* **WHAT THE TASK REQUIRES**: Collect each line of the records containing the string "marker".

Dataset rows
>>>

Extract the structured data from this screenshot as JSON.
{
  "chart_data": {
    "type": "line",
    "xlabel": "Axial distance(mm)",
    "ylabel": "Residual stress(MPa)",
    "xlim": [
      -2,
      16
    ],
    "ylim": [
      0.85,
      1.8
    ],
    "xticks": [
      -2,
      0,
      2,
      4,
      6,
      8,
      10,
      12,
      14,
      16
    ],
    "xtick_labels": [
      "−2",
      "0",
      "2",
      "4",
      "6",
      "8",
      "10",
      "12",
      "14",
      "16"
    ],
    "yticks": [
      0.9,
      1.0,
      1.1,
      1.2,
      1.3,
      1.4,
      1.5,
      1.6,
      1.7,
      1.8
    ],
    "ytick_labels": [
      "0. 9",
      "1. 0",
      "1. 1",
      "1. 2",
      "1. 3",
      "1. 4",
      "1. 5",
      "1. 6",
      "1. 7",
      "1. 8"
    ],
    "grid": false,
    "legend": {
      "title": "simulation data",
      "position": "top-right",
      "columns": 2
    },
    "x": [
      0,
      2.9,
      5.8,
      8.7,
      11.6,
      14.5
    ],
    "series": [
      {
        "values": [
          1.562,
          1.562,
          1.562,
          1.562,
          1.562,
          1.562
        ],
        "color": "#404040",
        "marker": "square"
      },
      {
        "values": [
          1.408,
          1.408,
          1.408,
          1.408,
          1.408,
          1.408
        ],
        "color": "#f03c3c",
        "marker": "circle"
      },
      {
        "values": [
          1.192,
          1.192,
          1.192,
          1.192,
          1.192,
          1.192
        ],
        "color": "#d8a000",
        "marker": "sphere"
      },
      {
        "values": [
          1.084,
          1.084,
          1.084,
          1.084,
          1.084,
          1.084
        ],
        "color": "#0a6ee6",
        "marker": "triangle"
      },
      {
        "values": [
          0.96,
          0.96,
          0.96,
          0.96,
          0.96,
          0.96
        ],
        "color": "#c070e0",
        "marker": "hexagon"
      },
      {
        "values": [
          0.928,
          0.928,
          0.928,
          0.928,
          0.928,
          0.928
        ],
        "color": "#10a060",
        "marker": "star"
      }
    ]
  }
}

<<<

* **FINAL ANSWER**:
        "marker": "square"
        "marker": "circle"
        "marker": "sphere"
        "marker": "triangle"
        "marker": "hexagon"
        "marker": "star"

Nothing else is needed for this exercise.